____ INPUT FOR THIS TASK
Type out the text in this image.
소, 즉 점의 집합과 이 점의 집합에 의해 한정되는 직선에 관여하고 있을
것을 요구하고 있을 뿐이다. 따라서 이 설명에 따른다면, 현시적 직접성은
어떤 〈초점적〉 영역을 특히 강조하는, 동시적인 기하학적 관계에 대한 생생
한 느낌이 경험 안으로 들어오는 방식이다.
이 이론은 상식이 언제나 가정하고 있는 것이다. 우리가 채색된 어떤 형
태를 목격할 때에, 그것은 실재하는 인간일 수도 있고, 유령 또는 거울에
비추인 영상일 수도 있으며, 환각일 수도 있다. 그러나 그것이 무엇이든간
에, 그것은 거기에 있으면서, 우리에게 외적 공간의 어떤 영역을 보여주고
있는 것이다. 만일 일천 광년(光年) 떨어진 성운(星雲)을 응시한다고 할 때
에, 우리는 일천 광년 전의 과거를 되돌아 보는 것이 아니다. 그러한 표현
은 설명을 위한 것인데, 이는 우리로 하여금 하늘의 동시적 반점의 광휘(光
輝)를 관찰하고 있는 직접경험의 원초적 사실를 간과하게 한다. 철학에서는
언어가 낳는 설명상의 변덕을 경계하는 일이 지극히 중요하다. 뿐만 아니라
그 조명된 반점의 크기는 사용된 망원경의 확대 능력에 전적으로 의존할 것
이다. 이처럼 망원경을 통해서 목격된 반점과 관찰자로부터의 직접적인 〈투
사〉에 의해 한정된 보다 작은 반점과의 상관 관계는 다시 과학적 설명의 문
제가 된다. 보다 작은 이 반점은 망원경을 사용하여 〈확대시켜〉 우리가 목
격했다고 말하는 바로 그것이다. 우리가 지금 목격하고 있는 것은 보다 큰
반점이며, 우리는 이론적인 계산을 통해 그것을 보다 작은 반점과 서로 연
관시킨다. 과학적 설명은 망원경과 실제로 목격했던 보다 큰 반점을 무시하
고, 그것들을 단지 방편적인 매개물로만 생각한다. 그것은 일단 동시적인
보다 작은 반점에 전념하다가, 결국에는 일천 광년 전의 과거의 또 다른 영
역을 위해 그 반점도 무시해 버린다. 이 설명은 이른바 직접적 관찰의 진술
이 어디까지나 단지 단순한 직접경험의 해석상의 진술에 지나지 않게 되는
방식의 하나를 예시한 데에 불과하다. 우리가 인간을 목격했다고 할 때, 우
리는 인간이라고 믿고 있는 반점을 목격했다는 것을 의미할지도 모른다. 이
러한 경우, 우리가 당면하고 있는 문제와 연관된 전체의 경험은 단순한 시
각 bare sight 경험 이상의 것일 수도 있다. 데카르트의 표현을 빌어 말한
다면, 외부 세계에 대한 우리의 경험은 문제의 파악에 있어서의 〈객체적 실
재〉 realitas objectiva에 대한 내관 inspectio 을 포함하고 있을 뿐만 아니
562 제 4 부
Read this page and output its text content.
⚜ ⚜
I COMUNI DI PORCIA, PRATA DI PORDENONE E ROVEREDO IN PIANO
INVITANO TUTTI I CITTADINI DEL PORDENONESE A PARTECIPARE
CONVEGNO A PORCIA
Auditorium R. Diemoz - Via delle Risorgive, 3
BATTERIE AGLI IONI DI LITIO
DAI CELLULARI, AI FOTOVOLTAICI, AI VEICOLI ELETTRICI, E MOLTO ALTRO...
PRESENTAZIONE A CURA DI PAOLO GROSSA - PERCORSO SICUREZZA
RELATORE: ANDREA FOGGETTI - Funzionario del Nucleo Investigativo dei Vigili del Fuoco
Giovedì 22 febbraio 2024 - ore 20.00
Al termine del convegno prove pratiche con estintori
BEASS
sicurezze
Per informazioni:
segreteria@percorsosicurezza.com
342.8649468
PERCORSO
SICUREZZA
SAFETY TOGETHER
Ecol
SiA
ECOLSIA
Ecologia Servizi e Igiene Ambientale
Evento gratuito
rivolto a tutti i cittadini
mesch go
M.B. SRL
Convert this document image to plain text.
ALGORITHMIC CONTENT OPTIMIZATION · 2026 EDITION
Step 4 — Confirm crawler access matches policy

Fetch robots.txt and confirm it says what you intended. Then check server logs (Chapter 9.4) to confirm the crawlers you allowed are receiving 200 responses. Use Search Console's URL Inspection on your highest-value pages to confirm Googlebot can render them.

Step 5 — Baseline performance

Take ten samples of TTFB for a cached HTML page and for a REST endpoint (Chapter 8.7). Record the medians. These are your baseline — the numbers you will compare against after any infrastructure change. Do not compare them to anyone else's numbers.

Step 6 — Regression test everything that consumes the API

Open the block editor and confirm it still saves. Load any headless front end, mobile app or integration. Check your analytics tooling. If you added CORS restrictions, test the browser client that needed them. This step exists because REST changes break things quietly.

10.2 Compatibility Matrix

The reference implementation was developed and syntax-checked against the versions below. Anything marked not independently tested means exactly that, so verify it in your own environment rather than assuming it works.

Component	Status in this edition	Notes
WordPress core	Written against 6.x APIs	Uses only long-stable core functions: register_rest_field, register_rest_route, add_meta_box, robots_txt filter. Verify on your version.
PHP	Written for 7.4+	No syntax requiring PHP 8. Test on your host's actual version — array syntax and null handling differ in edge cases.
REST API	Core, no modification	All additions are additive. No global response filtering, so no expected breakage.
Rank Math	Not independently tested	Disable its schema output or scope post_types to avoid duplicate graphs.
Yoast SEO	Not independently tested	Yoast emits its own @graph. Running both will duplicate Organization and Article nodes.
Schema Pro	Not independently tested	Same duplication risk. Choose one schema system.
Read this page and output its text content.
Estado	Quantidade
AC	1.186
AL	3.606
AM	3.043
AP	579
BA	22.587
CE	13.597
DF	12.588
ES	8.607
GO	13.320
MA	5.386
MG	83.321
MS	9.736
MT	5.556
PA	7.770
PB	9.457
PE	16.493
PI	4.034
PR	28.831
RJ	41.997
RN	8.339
________
**EXERCISE OBJECTIVE**. Each line above that holds the string "duplicate" should be copied and shown.

**THE OUTPUT**.
Rank Math	Not independently tested	Disable its schema output or scope post_types to avoid duplicate graphs.
Yoast SEO	Not independently tested	Yoast emits its own @graph. Running both will duplicate Organization and Article nodes.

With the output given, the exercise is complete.